**Instruction:** Of the lines listed below, how many contain the string "name"? Answer with the number alone.

**Stored items from a collection:**
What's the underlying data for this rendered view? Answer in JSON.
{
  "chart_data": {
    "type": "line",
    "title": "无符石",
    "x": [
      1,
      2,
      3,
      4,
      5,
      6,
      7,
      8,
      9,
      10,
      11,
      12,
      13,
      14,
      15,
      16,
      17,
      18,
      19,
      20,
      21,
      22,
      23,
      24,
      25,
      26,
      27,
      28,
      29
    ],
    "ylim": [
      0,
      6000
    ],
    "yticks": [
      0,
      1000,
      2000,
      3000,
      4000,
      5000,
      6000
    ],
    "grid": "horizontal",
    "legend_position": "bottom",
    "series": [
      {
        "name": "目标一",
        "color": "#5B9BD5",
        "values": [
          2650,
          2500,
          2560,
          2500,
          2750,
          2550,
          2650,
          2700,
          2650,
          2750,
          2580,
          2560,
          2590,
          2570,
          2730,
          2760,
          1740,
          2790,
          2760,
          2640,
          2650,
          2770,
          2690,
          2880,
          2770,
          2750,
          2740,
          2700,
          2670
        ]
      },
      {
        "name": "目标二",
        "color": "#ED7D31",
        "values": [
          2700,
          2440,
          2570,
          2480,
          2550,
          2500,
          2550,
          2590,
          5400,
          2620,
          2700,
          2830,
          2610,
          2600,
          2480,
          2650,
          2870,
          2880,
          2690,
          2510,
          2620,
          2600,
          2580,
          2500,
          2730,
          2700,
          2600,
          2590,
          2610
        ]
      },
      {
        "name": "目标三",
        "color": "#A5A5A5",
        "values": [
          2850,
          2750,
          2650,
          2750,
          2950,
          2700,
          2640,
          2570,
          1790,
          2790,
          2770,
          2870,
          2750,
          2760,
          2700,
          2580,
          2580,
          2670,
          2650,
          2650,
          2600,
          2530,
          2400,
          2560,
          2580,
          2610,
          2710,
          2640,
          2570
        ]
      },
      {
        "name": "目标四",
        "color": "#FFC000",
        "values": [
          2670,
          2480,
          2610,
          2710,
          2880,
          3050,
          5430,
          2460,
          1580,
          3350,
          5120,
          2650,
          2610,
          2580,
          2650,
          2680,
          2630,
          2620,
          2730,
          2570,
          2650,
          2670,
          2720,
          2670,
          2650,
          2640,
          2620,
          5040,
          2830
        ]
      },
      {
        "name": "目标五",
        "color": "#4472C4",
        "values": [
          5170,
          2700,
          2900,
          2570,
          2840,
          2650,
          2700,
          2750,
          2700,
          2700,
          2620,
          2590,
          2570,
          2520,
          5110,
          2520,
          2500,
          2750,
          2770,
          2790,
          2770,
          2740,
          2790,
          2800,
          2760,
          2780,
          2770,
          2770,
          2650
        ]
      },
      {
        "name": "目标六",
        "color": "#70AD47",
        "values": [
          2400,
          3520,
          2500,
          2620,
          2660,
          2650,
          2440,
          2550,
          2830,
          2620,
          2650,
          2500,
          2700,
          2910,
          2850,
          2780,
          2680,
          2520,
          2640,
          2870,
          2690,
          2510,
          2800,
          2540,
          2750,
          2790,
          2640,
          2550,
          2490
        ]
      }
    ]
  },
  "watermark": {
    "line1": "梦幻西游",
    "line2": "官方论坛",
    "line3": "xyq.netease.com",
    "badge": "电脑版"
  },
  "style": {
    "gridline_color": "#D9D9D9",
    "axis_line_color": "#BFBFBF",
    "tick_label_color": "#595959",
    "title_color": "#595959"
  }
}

**Written solution:** 6